From the records below, extract all the text exactly and leave the images behind.

MATERIAL FOR THE TASK ::
▼
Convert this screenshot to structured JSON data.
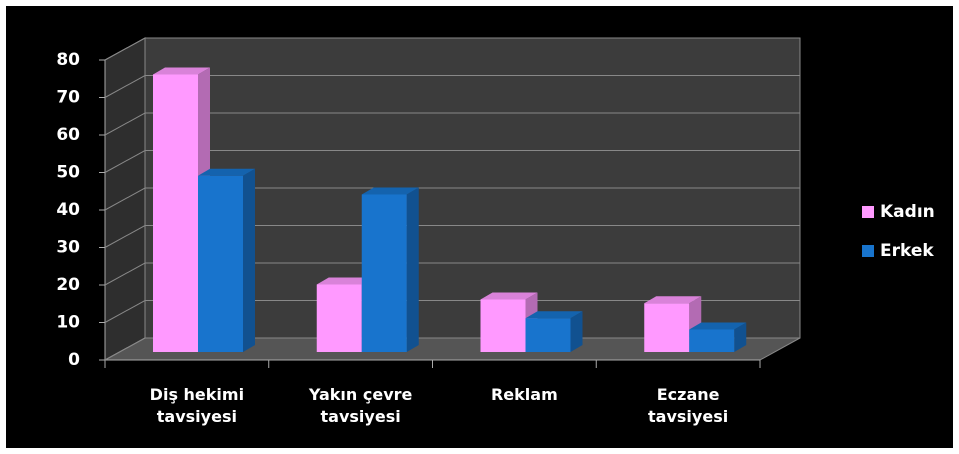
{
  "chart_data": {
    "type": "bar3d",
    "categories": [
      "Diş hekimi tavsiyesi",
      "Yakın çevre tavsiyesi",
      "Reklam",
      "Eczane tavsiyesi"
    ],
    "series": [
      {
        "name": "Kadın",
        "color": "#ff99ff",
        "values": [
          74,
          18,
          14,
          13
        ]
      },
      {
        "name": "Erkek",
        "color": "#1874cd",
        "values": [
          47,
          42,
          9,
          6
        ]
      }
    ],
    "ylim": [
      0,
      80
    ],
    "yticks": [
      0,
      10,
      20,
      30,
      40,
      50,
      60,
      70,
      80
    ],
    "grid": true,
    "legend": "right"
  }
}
▲
RESPONSE TO THIS EXERCISE ::
Convert this screenshot to structured JSON data.
{
  "chart_data": {
    "type": "bar3d",
    "categories": [
      "Diş hekimi tavsiyesi",
      "Yakın çevre tavsiyesi",
      "Reklam",
      "Eczane tavsiyesi"
    ],
    "series": [
      {
        "name": "Kadın",
        "color": "#ff99ff",
        "values": [
          74,
          18,
          14,
          13
        ]
      },
      {
        "name": "Erkek",
        "color": "#1874cd",
        "values": [
          47,
          42,
          9,
          6
        ]
      }
    ],
    "ylim": [
      0,
      80
    ],
    "yticks": [
      0,
      10,
      20,
      30,
      40,
      50,
      60,
      70,
      80
    ],
    "grid": true,
    "legend": "right"
  }
}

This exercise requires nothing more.